(Lines of data)
• • • • •
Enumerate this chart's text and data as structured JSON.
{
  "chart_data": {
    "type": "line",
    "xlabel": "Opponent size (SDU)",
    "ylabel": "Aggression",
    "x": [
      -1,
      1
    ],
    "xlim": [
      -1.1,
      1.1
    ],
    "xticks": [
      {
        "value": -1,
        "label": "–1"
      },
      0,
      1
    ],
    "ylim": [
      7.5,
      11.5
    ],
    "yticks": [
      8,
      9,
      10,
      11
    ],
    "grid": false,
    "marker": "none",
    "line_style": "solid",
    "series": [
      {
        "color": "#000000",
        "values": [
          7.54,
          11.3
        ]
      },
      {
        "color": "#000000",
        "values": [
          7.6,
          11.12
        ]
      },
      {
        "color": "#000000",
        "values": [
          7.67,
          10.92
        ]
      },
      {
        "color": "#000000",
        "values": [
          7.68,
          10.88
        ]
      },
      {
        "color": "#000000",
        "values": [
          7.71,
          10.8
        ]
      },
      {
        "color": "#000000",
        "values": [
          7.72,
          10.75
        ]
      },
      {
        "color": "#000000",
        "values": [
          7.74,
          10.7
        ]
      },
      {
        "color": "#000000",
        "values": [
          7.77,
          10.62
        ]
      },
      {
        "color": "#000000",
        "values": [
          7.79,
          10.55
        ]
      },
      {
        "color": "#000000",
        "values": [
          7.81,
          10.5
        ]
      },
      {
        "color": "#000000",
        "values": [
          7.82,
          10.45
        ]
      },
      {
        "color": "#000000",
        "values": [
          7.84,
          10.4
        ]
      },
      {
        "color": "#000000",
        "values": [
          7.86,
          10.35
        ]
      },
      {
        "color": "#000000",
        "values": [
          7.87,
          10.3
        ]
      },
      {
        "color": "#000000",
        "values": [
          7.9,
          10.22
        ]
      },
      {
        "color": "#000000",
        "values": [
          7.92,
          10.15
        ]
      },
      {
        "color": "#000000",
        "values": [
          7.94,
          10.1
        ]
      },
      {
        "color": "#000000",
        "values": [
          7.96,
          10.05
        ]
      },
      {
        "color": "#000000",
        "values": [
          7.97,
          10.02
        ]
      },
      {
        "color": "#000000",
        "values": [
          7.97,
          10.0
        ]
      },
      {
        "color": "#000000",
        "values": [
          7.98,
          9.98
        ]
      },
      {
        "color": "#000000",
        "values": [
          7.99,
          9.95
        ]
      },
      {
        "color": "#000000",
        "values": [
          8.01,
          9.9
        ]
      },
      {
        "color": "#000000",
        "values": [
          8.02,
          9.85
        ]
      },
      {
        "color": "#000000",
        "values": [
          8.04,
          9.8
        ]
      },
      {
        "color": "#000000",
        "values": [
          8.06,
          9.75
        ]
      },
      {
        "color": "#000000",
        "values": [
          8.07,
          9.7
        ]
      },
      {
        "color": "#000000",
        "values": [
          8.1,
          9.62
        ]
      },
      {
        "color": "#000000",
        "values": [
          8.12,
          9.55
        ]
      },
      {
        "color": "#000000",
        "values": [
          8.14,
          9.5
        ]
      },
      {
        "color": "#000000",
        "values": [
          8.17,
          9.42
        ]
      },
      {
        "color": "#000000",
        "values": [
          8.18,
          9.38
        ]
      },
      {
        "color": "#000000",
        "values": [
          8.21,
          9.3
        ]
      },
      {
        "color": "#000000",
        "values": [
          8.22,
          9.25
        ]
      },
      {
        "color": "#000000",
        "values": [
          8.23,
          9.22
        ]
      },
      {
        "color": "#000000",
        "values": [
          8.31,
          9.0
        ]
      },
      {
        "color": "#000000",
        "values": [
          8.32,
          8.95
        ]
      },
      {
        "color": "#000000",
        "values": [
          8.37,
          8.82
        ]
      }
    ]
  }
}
• • • • •
The request –
Write out every record, exactly as written.

Solution below –
Enumerate this chart's text and data as structured JSON.
{
  "chart_data": {
    "type": "line",
    "xlabel": "Opponent size (SDU)",
    "ylabel": "Aggression",
    "x": [
      -1,
      1
    ],
    "xlim": [
      -1.1,
      1.1
    ],
    "xticks": [
      {
        "value": -1,
        "label": "–1"
      },
      0,
      1
    ],
    "ylim": [
      7.5,
      11.5
    ],
    "yticks": [
      8,
      9,
      10,
      11
    ],
    "grid": false,
    "marker": "none",
    "line_style": "solid",
    "series": [
      {
        "color": "#000000",
        "values": [
          7.54,
          11.3
        ]
      },
      {
        "color": "#000000",
        "values": [
          7.6,
          11.12
        ]
      },
      {
        "color": "#000000",
        "values": [
          7.67,
          10.92
        ]
      },
      {
        "color": "#000000",
        "values": [
          7.68,
          10.88
        ]
      },
      {
        "color": "#000000",
        "values": [
          7.71,
          10.8
        ]
      },
      {
        "color": "#000000",
        "values": [
          7.72,
          10.75
        ]
      },
      {
        "color": "#000000",
        "values": [
          7.74,
          10.7
        ]
      },
      {
        "color": "#000000",
        "values": [
          7.77,
          10.62
        ]
      },
      {
        "color": "#000000",
        "values": [
          7.79,
          10.55
        ]
      },
      {
        "color": "#000000",
        "values": [
          7.81,
          10.5
        ]
      },
      {
        "color": "#000000",
        "values": [
          7.82,
          10.45
        ]
      },
      {
        "color": "#000000",
        "values": [
          7.84,
          10.4
        ]
      },
      {
        "color": "#000000",
        "values": [
          7.86,
          10.35
        ]
      },
      {
        "color": "#000000",
        "values": [
          7.87,
          10.3
        ]
      },
      {
        "color": "#000000",
        "values": [
          7.9,
          10.22
        ]
      },
      {
        "color": "#000000",
        "values": [
          7.92,
          10.15
        ]
      },
      {
        "color": "#000000",
        "values": [
          7.94,
          10.1
        ]
      },
      {
        "color": "#000000",
        "values": [
          7.96,
          10.05
        ]
      },
      {
        "color": "#000000",
        "values": [
          7.97,
          10.02
        ]
      },
      {
        "color": "#000000",
        "values": [
          7.97,
          10.0
        ]
      },
      {
        "color": "#000000",
        "values": [
          7.98,
          9.98
        ]
      },
      {
        "color": "#000000",
        "values": [
          7.99,
          9.95
        ]
      },
      {
        "color": "#000000",
        "values": [
          8.01,
          9.9
        ]
      },
      {
        "color": "#000000",
        "values": [
          8.02,
          9.85
        ]
      },
      {
        "color": "#000000",
        "values": [
          8.04,
          9.8
        ]
      },
      {
        "color": "#000000",
        "values": [
          8.06,
          9.75
        ]
      },
      {
        "color": "#000000",
        "values": [
          8.07,
          9.7
        ]
      },
      {
        "color": "#000000",
        "values": [
          8.1,
          9.62
        ]
      },
      {
        "color": "#000000",
        "values": [
          8.12,
          9.55
        ]
      },
      {
        "color": "#000000",
        "values": [
          8.14,
          9.5
        ]
      },
      {
        "color": "#000000",
        "values": [
          8.17,
          9.42
        ]
      },
      {
        "color": "#000000",
        "values": [
          8.18,
          9.38
        ]
      },
      {
        "color": "#000000",
        "values": [
          8.21,
          9.3
        ]
      },
      {
        "color": "#000000",
        "values": [
          8.22,
          9.25
        ]
      },
      {
        "color": "#000000",
        "values": [
          8.23,
          9.22
        ]
      },
      {
        "color": "#000000",
        "values": [
          8.31,
          9.0
        ]
      },
      {
        "color": "#000000",
        "values": [
          8.32,
          8.95
        ]
      },
      {
        "color": "#000000",
        "values": [
          8.37,
          8.82
        ]
      }
    ]
  }
}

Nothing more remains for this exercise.